• INSTRUCTIONS FOR THE TASK: Reproduce the items verbatim from the start of the source records through the line containing "What elements are", including both ends, and leave out the pictures.

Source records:

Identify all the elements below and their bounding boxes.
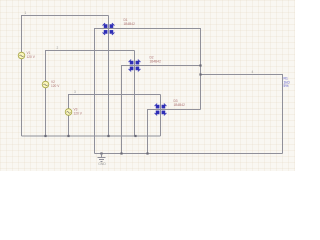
svg-text:5%: 5% xyxy=(284,84,289,88)
svg-text:1B4B42: 1B4B42 xyxy=(174,103,186,107)
svg-text:120 V: 120 V xyxy=(51,84,60,88)
svg-text:3: 3 xyxy=(74,90,76,94)
svg-text:1B4B42: 1B4B42 xyxy=(150,60,162,64)
svg-text:1B4B42: 1B4B42 xyxy=(124,22,136,26)
svg-text:2: 2 xyxy=(57,46,59,50)
svg-text:4: 4 xyxy=(252,70,254,74)
svg-text:120 V: 120 V xyxy=(27,55,36,59)
svg-text:1: 1 xyxy=(25,11,27,15)
svg-text:GND: GND xyxy=(98,162,106,166)
svg-text:120 V: 120 V xyxy=(74,112,83,116)
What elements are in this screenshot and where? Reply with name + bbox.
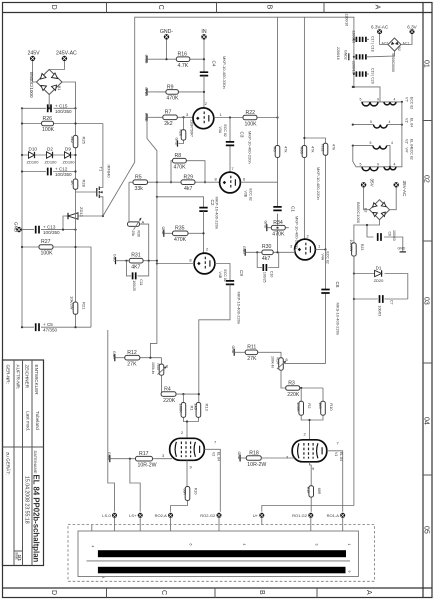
resistor R33 (299, 146, 315, 158)
wire U+ feed (262, 506, 354, 512)
svg-text:R13: R13 (204, 404, 209, 412)
svg-text:V1′: V1′ (405, 118, 409, 123)
svg-text:9: 9 (377, 162, 379, 166)
wires terminals into transformer box (115, 518, 343, 531)
capacitor C13 row (22, 229, 76, 231)
svg-text:9: 9 (377, 97, 379, 101)
svg-text:R25: R25 (82, 137, 87, 145)
terminal 6.3V (407, 25, 417, 35)
svg-text:4.7K: 4.7K (178, 63, 189, 69)
terminal LS+ (129, 513, 143, 518)
gnd stub R17 row (107, 452, 136, 462)
resistor R32 (303, 137, 336, 250)
svg-text:R7: R7 (165, 110, 172, 116)
svg-text:10R-2W: 10R-2W (247, 462, 266, 468)
svg-text:10R-2W: 10R-2W (138, 463, 157, 469)
svg-text:C6: C6 (388, 232, 392, 237)
resistor R23 (349, 240, 364, 257)
svg-text:GND: GND (113, 254, 117, 262)
svg-text:C7: C7 (389, 300, 393, 305)
terminal LS-0 (102, 513, 117, 518)
svg-text:V4′: V4′ (405, 148, 409, 153)
svg-text:6.3V-AC: 6.3V-AC (371, 25, 389, 30)
svg-text:1k5: 1k5 (318, 402, 323, 409)
svg-text:V2′: V2′ (405, 139, 409, 144)
terminal RO1-G2 (292, 513, 313, 518)
wire V4B grid to bus (157, 263, 194, 265)
svg-text:RO1-A: RO1-A (327, 513, 340, 518)
svg-text:100/63: 100/63 (377, 306, 381, 317)
potentiometer P2 (128, 182, 149, 261)
resistor R22 plate row (214, 110, 279, 127)
svg-text:R30: R30 (262, 244, 272, 250)
zener diode D9 (63, 147, 76, 165)
svg-text:1: 1 (347, 544, 351, 546)
svg-text:R29: R29 (184, 175, 194, 181)
resistor R7 (157, 110, 193, 127)
svg-text:100/63: 100/63 (392, 230, 396, 241)
gnd stub R9 row (144, 87, 157, 96)
svg-text:68R: 68R (183, 489, 187, 496)
svg-text:03: 03 (422, 297, 429, 305)
wire R18 to V1 pin3 (261, 457, 294, 459)
svg-text:R4: R4 (164, 387, 171, 393)
svg-text:R36: R36 (136, 231, 140, 237)
gnd stub R35 row (161, 227, 173, 237)
capacitor C7 (377, 295, 393, 316)
wire V3B plate to bus (240, 181, 277, 183)
svg-text:68R: 68R (317, 488, 321, 495)
terminal GND- (160, 29, 174, 40)
svg-text:R27: R27 (41, 239, 51, 245)
resistor R30 (256, 244, 295, 262)
resistor R11 (245, 345, 281, 362)
svg-text:C8: C8 (335, 282, 340, 288)
resistor R35 (173, 226, 205, 243)
svg-text:R6: R6 (273, 147, 278, 153)
svg-text:4k7: 4k7 (262, 256, 270, 262)
svg-text:R31: R31 (131, 253, 141, 259)
bridge rectifier B2 (382, 38, 410, 72)
svg-text:+ C13: + C13 (43, 225, 56, 230)
B+ vertical V3 plate (277, 17, 279, 252)
svg-text:9: 9 (347, 571, 351, 573)
resistor R34 (264, 220, 289, 237)
svg-text:EL 84 PP02b-schaltplan: EL 84 PP02b-schaltplan (32, 475, 41, 563)
svg-text:GND-: GND- (160, 29, 174, 35)
wire C4 to tube (203, 76, 205, 108)
transformer winding bar 1 (98, 550, 346, 557)
triode V4A (290, 234, 330, 264)
terminal 35V-AC (394, 181, 408, 198)
left PSU bus (21, 108, 23, 327)
svg-text:3: 3 (315, 544, 319, 546)
right reference band (423, 3, 432, 598)
resistor R16 (157, 52, 205, 69)
svg-text:15.04.2008 23:55:18: 15.04.2008 23:55:18 (24, 476, 30, 524)
wire bridge bottom vertex down (48, 95, 50, 109)
wire R17 to V2 pin3 (153, 458, 173, 460)
svg-text:Last mod.: Last mod. (26, 411, 31, 431)
heater winding row V3 V4 (353, 102, 414, 171)
svg-text:4k7: 4k7 (184, 186, 192, 192)
resistor R12 (125, 350, 162, 367)
svg-text:C3: C3 (240, 132, 245, 138)
svg-text:6.3V: 6.3V (407, 25, 417, 30)
svg-text:2200/16: 2200/16 (351, 31, 355, 44)
svg-text:V4A: V4A (321, 254, 325, 261)
resistor R8 (170, 153, 206, 183)
wire C9 to output grid network (199, 284, 230, 402)
terminal IN (201, 29, 207, 40)
svg-text:R19: R19 (306, 487, 310, 493)
svg-text:R5: R5 (135, 175, 142, 181)
capacitor C6 (366, 224, 403, 252)
resistor R5 (129, 175, 148, 192)
svg-text:4K7: 4K7 (131, 264, 140, 270)
svg-text:MKP-10-400-220n: MKP-10-400-220n (316, 167, 321, 200)
svg-text:LS-0: LS-0 (102, 513, 111, 518)
terminal GND psu (14, 222, 22, 233)
svg-text:R18: R18 (249, 450, 259, 456)
svg-text:1K: 1K (70, 180, 75, 185)
svg-text:8k2: 8k2 (70, 137, 75, 144)
svg-text:A: A (365, 590, 372, 595)
svg-text:GND: GND (144, 113, 149, 122)
terminal RO1-A (327, 513, 346, 518)
svg-text:100K: 100K (245, 121, 258, 127)
svg-text:05: 05 (422, 526, 429, 534)
capacitor C5 (36, 322, 58, 333)
svg-text:R21: R21 (82, 302, 87, 310)
capacitor C4 (200, 56, 227, 89)
resistor R13 (186, 403, 210, 439)
heater winding row V7 (352, 86, 414, 110)
svg-text:RO2-G2: RO2-G2 (200, 513, 216, 518)
svg-text:R33: R33 (299, 147, 304, 155)
capacitor C8 (284, 250, 340, 364)
resistor R1 (178, 394, 194, 421)
svg-text:100/350: 100/350 (55, 109, 72, 114)
svg-text:B1: B1 (57, 86, 61, 90)
svg-text:IRF840: IRF840 (107, 165, 112, 179)
svg-text:R16: R16 (178, 52, 188, 58)
zener ZD13 (63, 207, 103, 230)
gnd stub R7 row (144, 113, 157, 122)
svg-text:220K: 220K (163, 398, 176, 404)
wire 245V to bridge (33, 61, 37, 82)
triode V3B (215, 166, 253, 201)
svg-text:+ C12: + C12 (55, 167, 68, 172)
svg-text:100/25: 100/25 (132, 280, 136, 291)
svg-text:GND: GND (144, 55, 149, 64)
svg-text:D10: D10 (29, 147, 38, 152)
svg-text:U+: U+ (253, 513, 259, 518)
svg-text:D9: D9 (65, 147, 71, 152)
gnd stub C6 (398, 247, 407, 252)
svg-text:4: 4 (242, 544, 246, 546)
B+ diagonal wire (103, 17, 354, 216)
svg-text:ZD100: ZD100 (27, 160, 40, 165)
terminal 245V-AC (56, 51, 77, 62)
svg-text:IN: IN (201, 29, 206, 35)
cathode resistor R28 V3A (175, 117, 194, 146)
wire bridge to R23 (354, 220, 380, 243)
capacitor C13 (36, 225, 60, 236)
svg-text:B500C/1000: B500C/1000 (29, 72, 34, 98)
svg-text:R2: R2 (307, 403, 312, 409)
zener diode D2 (45, 147, 58, 165)
terminal RO2-A (155, 513, 174, 518)
svg-text:100/25: 100/25 (263, 272, 267, 283)
B+ vertical V4A plate (303, 17, 305, 239)
gnd stub R12 row (112, 351, 125, 361)
resistor R3 (281, 370, 323, 398)
svg-text:2200/16: 2200/16 (345, 14, 349, 27)
svg-text:EL 84: EL 84 (410, 118, 414, 127)
svg-text:RO1-G2: RO1-G2 (292, 513, 308, 518)
svg-text:2k2: 2k2 (164, 121, 172, 127)
svg-text:R34: R34 (273, 220, 283, 226)
transformer pin numbers (91, 544, 352, 579)
svg-text:C17 | C18: C17 | C18 (371, 36, 375, 52)
svg-text:GND: GND (398, 247, 406, 251)
resistor R4 (161, 375, 200, 404)
svg-text:R15: R15 (156, 364, 160, 370)
svg-text:100k-lin: 100k-lin (151, 362, 155, 374)
resistor R10 (308, 388, 334, 440)
svg-text:R9: R9 (167, 84, 174, 90)
resistor R18 (246, 450, 266, 467)
svg-text:470K: 470K (166, 96, 179, 102)
svg-text:4: 4 (394, 162, 396, 166)
node C15 row (22, 107, 76, 109)
svg-text:C2: C2 (210, 200, 215, 206)
wire mosfet source down (102, 199, 104, 216)
resistor R19 cathode V1 (306, 462, 321, 512)
svg-text:R17: R17 (139, 451, 149, 457)
resistor R24 1K (70, 179, 87, 189)
capacitor C7 row (354, 298, 408, 300)
svg-text:470K: 470K (174, 237, 187, 243)
gnd stub R30 row (242, 246, 262, 256)
svg-text:100K: 100K (296, 402, 301, 412)
capacitor C10 (257, 252, 279, 282)
wire V4B plate to C9 (215, 264, 230, 281)
svg-text:04: 04 (422, 417, 429, 425)
svg-text:02: 02 (422, 175, 429, 183)
gnd stub R31 row (113, 254, 130, 264)
svg-text:ZD20: ZD20 (374, 278, 385, 283)
svg-text:100K: 100K (42, 127, 55, 133)
svg-text:B3: B3 (364, 208, 368, 212)
svg-text:ZEICHNER: ZEICHNER (25, 365, 30, 389)
svg-text:D1: D1 (376, 265, 382, 270)
svg-text:GND: GND (264, 221, 268, 229)
svg-text:R20: R20 (194, 488, 198, 494)
svg-text:4: 4 (91, 546, 95, 548)
capacitor C12 (48, 167, 72, 178)
svg-text:R32: R32 (321, 144, 326, 152)
bridge rectifier B1 (29, 70, 62, 98)
capacitor C15 (48, 103, 72, 114)
resistor R17 (129, 451, 157, 468)
svg-text:A: A (142, 220, 145, 225)
svg-text:35V: 35V (370, 179, 375, 188)
bias bus down to U+ row (353, 256, 355, 505)
potentiometer P3 R15 (151, 358, 169, 376)
svg-text:D: D (50, 590, 57, 595)
capacitor C2 (199, 197, 219, 230)
svg-text:V2: V2 (212, 452, 216, 456)
wire V2 pin7 to RO2-G2 (204, 449, 220, 511)
wire 245V-AC to bridge (49, 61, 64, 69)
wire GND- down (166, 40, 168, 60)
svg-text:R26: R26 (43, 116, 53, 122)
capacitor C3 (226, 118, 253, 172)
svg-text:R11: R11 (247, 345, 256, 351)
svg-text:245V: 245V (28, 51, 41, 57)
svg-text:GER-NR:: GER-NR: (6, 365, 11, 384)
capacitor C1 (273, 206, 299, 249)
svg-text:GND: GND (161, 227, 165, 235)
svg-text:245V-AC: 245V-AC (56, 51, 77, 57)
gnd stub R18 row (237, 452, 246, 462)
capacitor C9 (226, 270, 244, 324)
heater supply cap stack C16-C20 (336, 14, 375, 89)
title block grid (3, 360, 44, 566)
svg-text:C1: C1 (291, 206, 296, 212)
zener diode row wire (22, 154, 76, 156)
potentiometer R14 (270, 356, 288, 370)
capacitor C11 (127, 261, 149, 291)
right PSU bus (75, 108, 77, 192)
svg-text:R23: R23 (360, 244, 364, 250)
svg-text:R28: R28 (179, 130, 183, 136)
svg-text:DATEINAME: DATEINAME (33, 451, 38, 474)
terminal 6.3V-AC (371, 25, 389, 35)
svg-text:2200/16: 2200/16 (351, 61, 355, 74)
svg-text:ECC 82: ECC 82 (223, 125, 227, 137)
svg-text:470K: 470K (174, 165, 187, 171)
svg-text:A: A (374, 5, 381, 10)
terminal 35V (361, 179, 375, 188)
svg-text:R22: R22 (246, 110, 256, 116)
wire V1 pin7 to RO1-A (327, 451, 343, 512)
heater winding row V2 (352, 139, 414, 167)
svg-text:RO2-A: RO2-A (155, 513, 168, 518)
svg-text:5: 5 (370, 141, 372, 145)
terminal U+ (253, 513, 265, 518)
wire C2 to V4B grid (203, 211, 205, 253)
svg-text:GND: GND (237, 452, 241, 460)
transformer winding bar 2 (98, 567, 346, 574)
svg-text:4: 4 (101, 577, 105, 579)
resistor R2 (296, 388, 312, 420)
svg-text:V1: V1 (334, 452, 338, 456)
svg-text:zu GERÄT:: zu GERÄT: (6, 452, 12, 475)
svg-text:6: 6 (189, 544, 193, 546)
svg-text:Tubeland: Tubeland (35, 411, 40, 430)
svg-text:AUFTR-NR:: AUFTR-NR: (16, 365, 21, 390)
resistor R6 (273, 146, 289, 158)
svg-text:C: C (160, 590, 167, 595)
svg-text:01: 01 (422, 60, 429, 68)
svg-text:5: 5 (360, 97, 362, 101)
svg-text:R14: R14 (276, 358, 280, 364)
capacitor C5 row (22, 326, 91, 328)
grid row V3B with R5 and R29 (148, 181, 220, 183)
gnd stub R16 row (144, 55, 157, 64)
cathode wire V3B to C2 (157, 197, 204, 207)
svg-text:25k: 25k (131, 231, 135, 237)
svg-text:ENTWICKLER: ENTWICKLER (34, 365, 39, 396)
resistor R25 (70, 135, 87, 147)
svg-text:100K: 100K (41, 251, 54, 257)
svg-text:ECC 82: ECC 82 (249, 189, 253, 201)
svg-text:D2: D2 (47, 147, 53, 152)
svg-text:100k-lin: 100k-lin (270, 356, 274, 368)
terminal 245V (28, 51, 41, 62)
resistor R27 (21, 239, 91, 327)
svg-text:V3B: V3B (244, 191, 248, 198)
psu mid bus (75, 192, 77, 327)
wire bridge right vertex to right bus (62, 82, 76, 108)
resistor R9 (157, 84, 205, 101)
bottom reference band (3, 588, 433, 598)
svg-text:470K: 470K (272, 232, 285, 238)
wires 35V terminals to bridge (364, 188, 397, 210)
svg-text:4: 4 (394, 97, 396, 101)
resistor R20 cathode V2 (171, 460, 198, 511)
svg-text:C: C (157, 5, 164, 10)
svg-text:4: 4 (389, 120, 391, 124)
svg-text:27K: 27K (127, 362, 137, 368)
svg-text:100/350: 100/350 (43, 230, 60, 235)
pentode V2 EL84 (162, 430, 221, 470)
resistor R21 (70, 296, 87, 314)
transformer outline box (78, 531, 358, 577)
wire LS+ to cathode node (130, 459, 140, 512)
svg-text:2200/16: 2200/16 (336, 47, 340, 60)
svg-text:GND: GND (112, 351, 116, 359)
svg-text:ECC 82: ECC 82 (223, 270, 227, 282)
wires 6.3V to bridge (369, 34, 412, 56)
svg-text:ECC 82: ECC 82 (410, 97, 414, 109)
svg-text:10k/2W: 10k/2W (70, 296, 75, 310)
resistor R29 (181, 175, 195, 192)
svg-text:MKP-10-400-220n: MKP-10-400-220n (237, 292, 242, 325)
wire down to mosfet drain (102, 124, 104, 186)
svg-text:35V-AC: 35V-AC (402, 181, 407, 198)
heater winding row V1 (352, 118, 414, 128)
svg-text:100K: 100K (178, 404, 183, 414)
svg-text:V4B: V4B (218, 272, 222, 279)
left gnd bus to LS terminals (108, 330, 115, 512)
svg-text:LS+: LS+ (129, 513, 137, 518)
mosfet T1 (76, 165, 112, 200)
resistor R26 (21, 116, 103, 133)
svg-text:33k: 33k (135, 186, 144, 192)
svg-text:+ C15: + C15 (55, 103, 68, 108)
svg-text:ECC 82: ECC 82 (326, 252, 330, 264)
svg-text:R3: R3 (288, 380, 295, 386)
svg-text:GND2: GND2 (344, 50, 348, 60)
terminal RO2-G2 (200, 513, 221, 518)
svg-text:R8: R8 (175, 153, 182, 159)
svg-text:ZD100: ZD100 (63, 160, 76, 165)
svg-text:GND: GND (175, 138, 179, 146)
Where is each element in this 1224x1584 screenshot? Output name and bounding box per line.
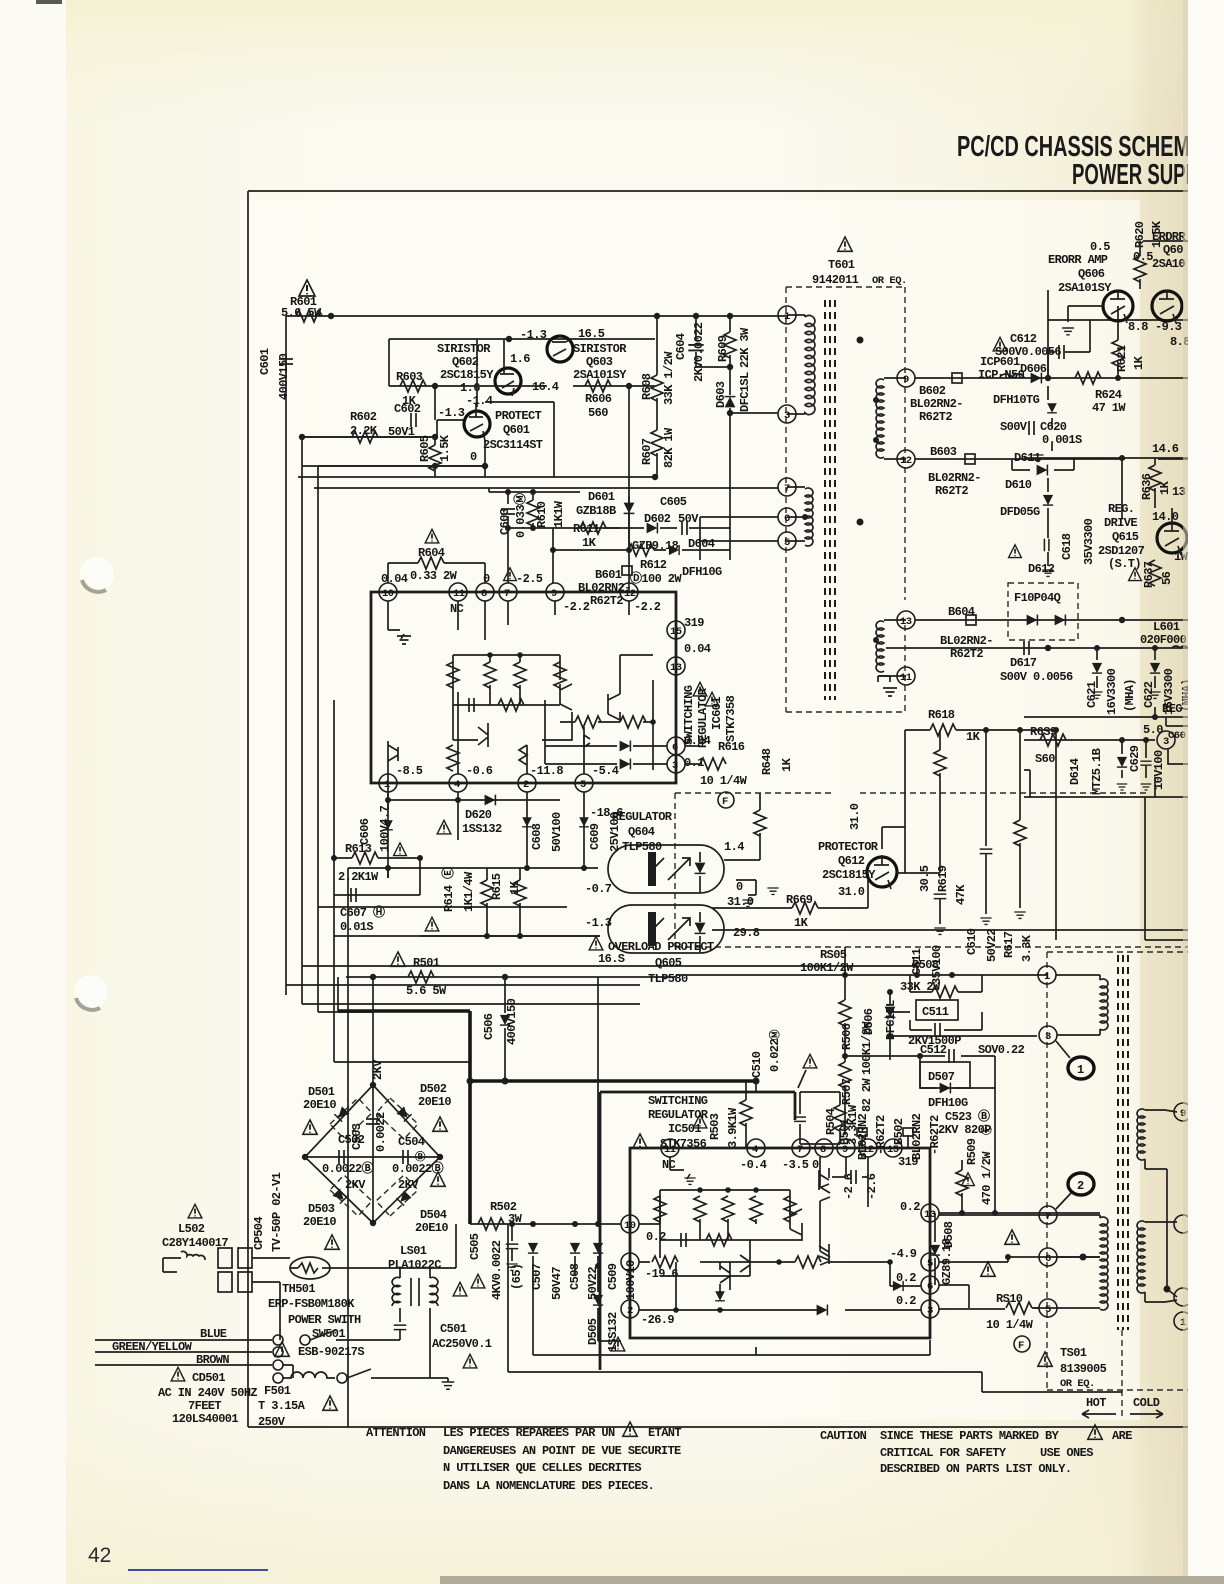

• EXERCISE RESULT:
Identify all the elements below and their bounding boxes.
svg-text:5%: 5% xyxy=(284,84,289,88)
svg-text:1B4B42: 1B4B42 xyxy=(174,103,186,107)
svg-text:120 V: 120 V xyxy=(51,84,60,88)
svg-text:3: 3 xyxy=(74,90,76,94)
svg-text:1B4B42: 1B4B42 xyxy=(150,60,162,64)
svg-text:1B4B42: 1B4B42 xyxy=(124,22,136,26)
svg-text:2: 2 xyxy=(57,46,59,50)
svg-text:4: 4 xyxy=(252,70,254,74)
svg-text:120 V: 120 V xyxy=(27,55,36,59)
svg-text:1: 1 xyxy=(25,11,27,15)
svg-text:GND: GND xyxy=(98,162,106,166)
svg-text:120 V: 120 V xyxy=(74,112,83,116)
What elements are in this screenshot and where? Reply with name + bbox.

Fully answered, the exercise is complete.